[Data entries]
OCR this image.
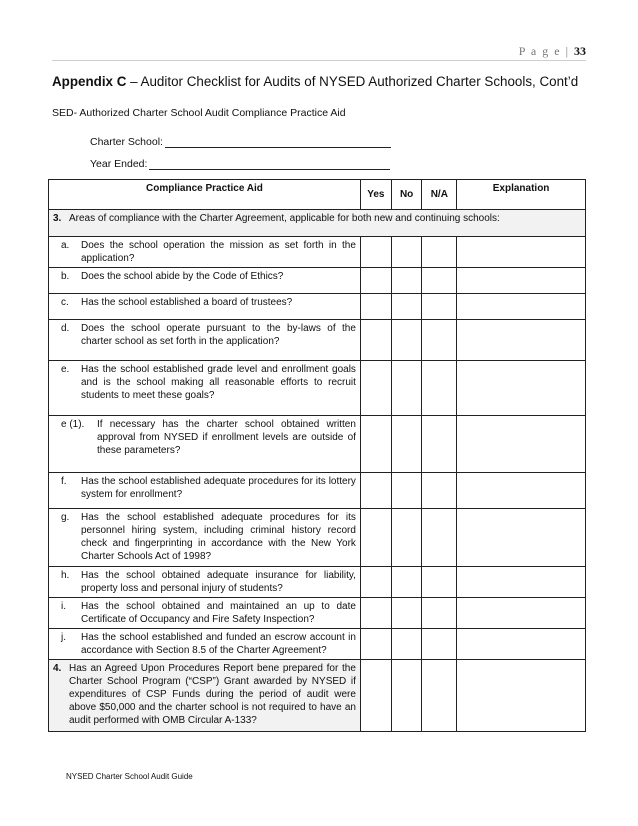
P a g e | 33
Appendix C – Auditor Checklist for Audits of NYSED Authorized Charter Schools, Cont’d
SED- Authorized Charter School Audit Compliance Practice Aid
Charter School:
Year Ended:
Compliance Practice Aid	Yes	No	N/A	Explanation

3. Areas of compliance with the Charter Agreement, applicable for both new and continuing schools:				

a. Does the school operation the mission as set forth in the application?				

b. Does the school abide by the Code of Ethics?				

c. Has the school established a board of trustees?				

d. Does the school operate pursuant to the by-laws of the charter school as set forth in the application?				

e. Has the school established grade level and enrollment goals and is the school making all reasonable efforts to recruit students to meet these goals?				

e (1). If necessary has the charter school obtained written approval from NYSED if enrollment levels are outside of these parameters?				

f. Has the school established adequate procedures for its lottery system for enrollment?				

g. Has the school established adequate procedures for its personnel hiring system, including criminal history record check and fingerprinting in accordance with the New York Charter Schools Act of 1998?				

h. Has the school obtained adequate insurance for liability, property loss and personal injury of students?				

i. Has the school obtained and maintained an up to date Certificate of Occupancy and Fire Safety Inspection?				

j. Has the school established and funded an escrow account in accordance with Section 8.5 of the Charter Agreement?				

4. Has an Agreed Upon Procedures Report bene prepared for the Charter School Program (“CSP”) Grant awarded by NYSED if expenditures of CSP Funds during the period of audit were above $50,000 and the charter school is not required to have an audit performed with OMB Circular A-133?				

NYSED Charter School Audit Guide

• [Given task]:
Find the word "system" and list each line it appears in.

• [Response to the exercise]:
f. Has the school established adequate procedures for its lottery system for enrollment?				
g. Has the school established adequate procedures for its personnel hiring system, including criminal history record check and fingerprinting in accordance with the New York Charter Schools Act of 1998?				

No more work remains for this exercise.